:: Extract ::

# Remove the extra yellow from Bachmann UP stock car.



## SailorDon (Jan 6, 2008)

It's not much effort to improve the appearance of the Bachmann UP stock car. Basically snap the sliding doors off the body and snap the body off the frame and paint the inside with a wood color paint. It makes the translucent yellow molded plastic look less "toy-like".


I had to put two coats of paint on mine to get the desired result. For an A-B comparison, I photographed my altered stock car alongside a new "straight out of the box" UP stock car. 












I know it doesn't approach the quality of Accucraft stock cars, but I think this came out pretty good for $38. ($65 list price).


----------



## Dave F (Jan 2, 2008)

I gotta say, I run a lot of Bachmann cars and they really give a lotta bang for the buck. With a little elbow grease and ingenuity (sp?) they do a fine job. I have an entire coal train of Bachmann hoppers, I've added a few minor details and tweaked a few things, but they are largely unchanged and look just great rolling by behind my USAT GP-30 at 35 scale miles per hour. Metal wheels too... how can you argue at less than $40.00 ??

:: Dataset excerpts ::
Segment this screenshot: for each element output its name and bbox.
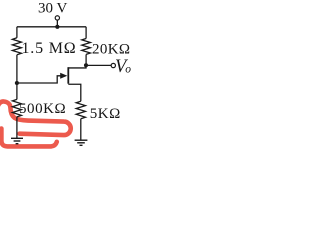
wire: right rail to drain node [85, 54, 87, 65]
wire: right rail bottom [80, 119, 82, 141]
terminal circle Vo [111, 63, 115, 67]
svg-text:30 V: 30 V [38, 0, 67, 16]
svg-text:5KΩ: 5KΩ [90, 106, 121, 122]
wire: left rail mid [16, 55, 18, 100]
wire: right rail top [85, 27, 87, 39]
svg-text:20KΩ: 20KΩ [92, 41, 130, 57]
junction dot top [55, 25, 59, 29]
svg-text:500KΩ: 500KΩ [19, 101, 66, 117]
ground left [11, 138, 23, 143]
red annotation stroke: left bar and bottom line [1, 129, 56, 147]
wire: drain lead [68, 65, 86, 68]
svg-text:o: o [125, 64, 131, 76]
transistor Q1 channel bar [67, 67, 69, 84]
resistor R3 500K zigzag [12, 99, 21, 117]
svg-text:1.5 MΩ: 1.5 MΩ [22, 40, 77, 57]
resistor R2 20K zigzag [82, 39, 91, 55]
junction dot drain node [84, 63, 88, 67]
resistor R4 5K zigzag [76, 101, 85, 119]
wire: left rail bottom [16, 117, 18, 138]
junction dot gate node [15, 81, 19, 85]
wire: source lead [68, 84, 81, 101]
wire: gate run [17, 76, 63, 83]
wire: left rail top [16, 27, 18, 38]
red annotation stroke: arch into loop [0, 101, 71, 146]
wire: output run [86, 64, 111, 66]
wire: 30V terminal drop [56, 20, 58, 27]
resistor R1 1.5M zigzag [12, 38, 21, 55]
transistor Q1 gate arrow [60, 73, 67, 79]
ground right [75, 140, 88, 145]
terminal circle 30V [55, 16, 59, 20]
wire: top rail [17, 26, 86, 28]
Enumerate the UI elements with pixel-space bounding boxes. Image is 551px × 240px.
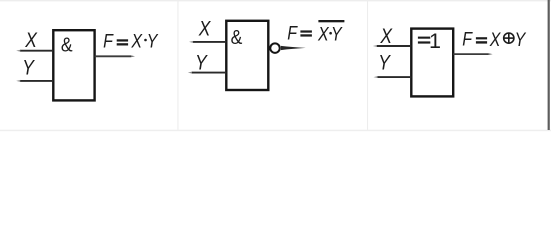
XOR gate U3 body — [411, 29, 453, 97]
svg-text:X: X — [24, 28, 37, 52]
svg-text:Y: Y — [378, 51, 391, 75]
svg-text:X: X — [317, 23, 330, 45]
wire: input X to U2 — [189, 41, 194, 43]
svg-text:&: & — [61, 34, 73, 57]
wire: input Y to U2 — [188, 72, 193, 74]
svg-text:Y: Y — [331, 23, 343, 45]
svg-text:Y: Y — [22, 56, 35, 80]
wire: input Y to U1 — [16, 80, 21, 82]
wire: U3 output F — [453, 53, 489, 55]
svg-text:&: & — [231, 27, 243, 50]
AND gate U1 body — [53, 30, 94, 100]
equation F = X⊕Y (U3 output) — [462, 28, 526, 50]
U3 "=1" function label — [418, 29, 441, 53]
svg-text:F: F — [287, 22, 298, 44]
svg-text:X: X — [131, 30, 144, 52]
svg-text:X: X — [198, 17, 211, 41]
svg-text:X: X — [489, 28, 502, 50]
wire: U2 output F (tapered) — [281, 46, 306, 50]
wire: input Y to U3 — [374, 76, 379, 78]
wire: input X to U1 — [16, 50, 21, 52]
svg-text:Y: Y — [195, 51, 208, 75]
svg-text:F: F — [462, 28, 473, 50]
svg-text:Y: Y — [515, 28, 527, 50]
equation F = overline(X·Y) (U2 output) — [287, 20, 344, 45]
equation F = X·Y (U1 output) — [103, 30, 158, 52]
wire: input X to U3 — [373, 45, 378, 47]
wire: U1 output F — [95, 55, 131, 57]
NAND gate U2 body — [226, 21, 268, 90]
svg-text:F: F — [103, 30, 114, 52]
svg-text:Y: Y — [147, 30, 159, 52]
inversion bubble on U2 output — [270, 43, 280, 53]
svg-text:1: 1 — [429, 29, 441, 53]
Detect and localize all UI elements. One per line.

:: To do ::
1. Copy the lines of the entries word for word, starting at the line that contains "XOR gate U3 body — [411, 29, 453, 97]" and ending at the line that contains "wire: U2 output".
2. Carry on the forum thread about the Bachmann stock car from the point where it stops.

:: Outputs ::
1.
XOR gate U3 body — [411, 29, 453, 97]
svg-text:X: X — [24, 28, 37, 52]
svg-text:Y: Y — [378, 51, 391, 75]
svg-text:X: X — [317, 23, 330, 45]
wire: input X to U2 — [189, 41, 194, 43]
svg-text:&: & — [61, 34, 73, 57]
wire: input Y to U2 — [188, 72, 193, 74]
svg-text:Y: Y — [331, 23, 343, 45]
svg-text:Y: Y — [22, 56, 35, 80]
wire: input Y to U1 — [16, 80, 21, 82]
wire: U3 output F — [453, 53, 489, 55]
svg-text:&: & — [231, 27, 243, 50]
AND gate U1 body — [53, 30, 94, 100]
equation F = X⊕Y (U3 output) — [462, 28, 526, 50]
U3 "=1" function label — [418, 29, 441, 53]
svg-text:F: F — [287, 22, 298, 44]
svg-text:X: X — [131, 30, 144, 52]
svg-text:X: X — [198, 17, 211, 41]
svg-text:X: X — [489, 28, 502, 50]
wire: U2 output F (tapered) — [281, 46, 306, 50]

2.
Great idea to paint the interior of the stock cars, they looks geat ! Nice job.


----------



## San Juan (Jan 3, 2008)

Very nice improvement. Fairly simple too. The painted interior looks so much better then the yellow version and even adds some depth and shadow effects. Nice job. 

Stockcar repaints are fun to do. I've never liked the green body color of LGB's 4068 D&RGW stockcar, so I repainted our three cars with Scalecoat II loco black. The roofs kept the original factory weathered color which I really like. Robert Dustin decals and some heavy Krylon matte finish coats finished off the trio nicely. I even added a double deck out of styrene for the center car in the photo below to make it into a sheep car. 

If you're up to a little painting and lettering there's no need for overly expensive cars...especially if that's not the scale you run. However in today's large scale, staying stuck in the 1:22.5 world means you'll be doing a lot of custom painting. But I enjoy it.


----------



## TheLordsServant (Jul 7, 2008)

I agree with the above posts, an excellent job! Looks great!


----------



## trainbuffjr (Jan 11, 2008)

Great job Don! It looks much better that way. Matt, Where did you get the tractor that is in your picture?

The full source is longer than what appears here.